*Task statement*: Type out the records that follow, exactly as given.

^^^^^^^^

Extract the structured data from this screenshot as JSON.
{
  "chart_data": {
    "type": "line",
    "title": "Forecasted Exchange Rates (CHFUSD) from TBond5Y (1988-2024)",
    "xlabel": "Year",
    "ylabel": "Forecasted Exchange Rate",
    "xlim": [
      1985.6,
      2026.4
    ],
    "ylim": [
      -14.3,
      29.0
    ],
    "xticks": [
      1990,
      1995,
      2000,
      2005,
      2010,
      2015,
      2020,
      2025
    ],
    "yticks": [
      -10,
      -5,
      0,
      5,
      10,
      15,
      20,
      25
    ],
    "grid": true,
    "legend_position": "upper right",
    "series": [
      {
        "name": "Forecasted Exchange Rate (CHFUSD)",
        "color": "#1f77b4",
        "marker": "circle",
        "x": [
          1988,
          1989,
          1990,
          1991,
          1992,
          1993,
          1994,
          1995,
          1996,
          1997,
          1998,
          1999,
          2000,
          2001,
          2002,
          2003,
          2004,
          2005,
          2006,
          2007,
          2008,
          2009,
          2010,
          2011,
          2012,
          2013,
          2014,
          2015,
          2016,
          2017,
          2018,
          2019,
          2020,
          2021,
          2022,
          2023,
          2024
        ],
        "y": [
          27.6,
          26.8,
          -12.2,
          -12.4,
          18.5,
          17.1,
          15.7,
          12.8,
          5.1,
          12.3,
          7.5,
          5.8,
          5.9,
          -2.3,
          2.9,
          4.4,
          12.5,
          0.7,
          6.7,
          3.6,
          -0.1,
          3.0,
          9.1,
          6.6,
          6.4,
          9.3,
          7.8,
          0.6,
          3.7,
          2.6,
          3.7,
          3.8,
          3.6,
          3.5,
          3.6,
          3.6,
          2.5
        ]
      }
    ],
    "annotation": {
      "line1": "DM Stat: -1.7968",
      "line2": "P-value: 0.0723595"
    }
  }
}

^^^^^^^^

*Answer for this exercise*:
Extract the structured data from this screenshot as JSON.
{
  "chart_data": {
    "type": "line",
    "title": "Forecasted Exchange Rates (CHFUSD) from TBond5Y (1988-2024)",
    "xlabel": "Year",
    "ylabel": "Forecasted Exchange Rate",
    "xlim": [
      1985.6,
      2026.4
    ],
    "ylim": [
      -14.3,
      29.0
    ],
    "xticks": [
      1990,
      1995,
      2000,
      2005,
      2010,
      2015,
      2020,
      2025
    ],
    "yticks": [
      -10,
      -5,
      0,
      5,
      10,
      15,
      20,
      25
    ],
    "grid": true,
    "legend_position": "upper right",
    "series": [
      {
        "name": "Forecasted Exchange Rate (CHFUSD)",
        "color": "#1f77b4",
        "marker": "circle",
        "x": [
          1988,
          1989,
          1990,
          1991,
          1992,
          1993,
          1994,
          1995,
          1996,
          1997,
          1998,
          1999,
          2000,
          2001,
          2002,
          2003,
          2004,
          2005,
          2006,
          2007,
          2008,
          2009,
          2010,
          2011,
          2012,
          2013,
          2014,
          2015,
          2016,
          2017,
          2018,
          2019,
          2020,
          2021,
          2022,
          2023,
          2024
        ],
        "y": [
          27.6,
          26.8,
          -12.2,
          -12.4,
          18.5,
          17.1,
          15.7,
          12.8,
          5.1,
          12.3,
          7.5,
          5.8,
          5.9,
          -2.3,
          2.9,
          4.4,
          12.5,
          0.7,
          6.7,
          3.6,
          -0.1,
          3.0,
          9.1,
          6.6,
          6.4,
          9.3,
          7.8,
          0.6,
          3.7,
          2.6,
          3.7,
          3.8,
          3.6,
          3.5,
          3.6,
          3.6,
          2.5
        ]
      }
    ],
    "annotation": {
      "line1": "DM Stat: -1.7968",
      "line2": "P-value: 0.0723595"
    }
  }
}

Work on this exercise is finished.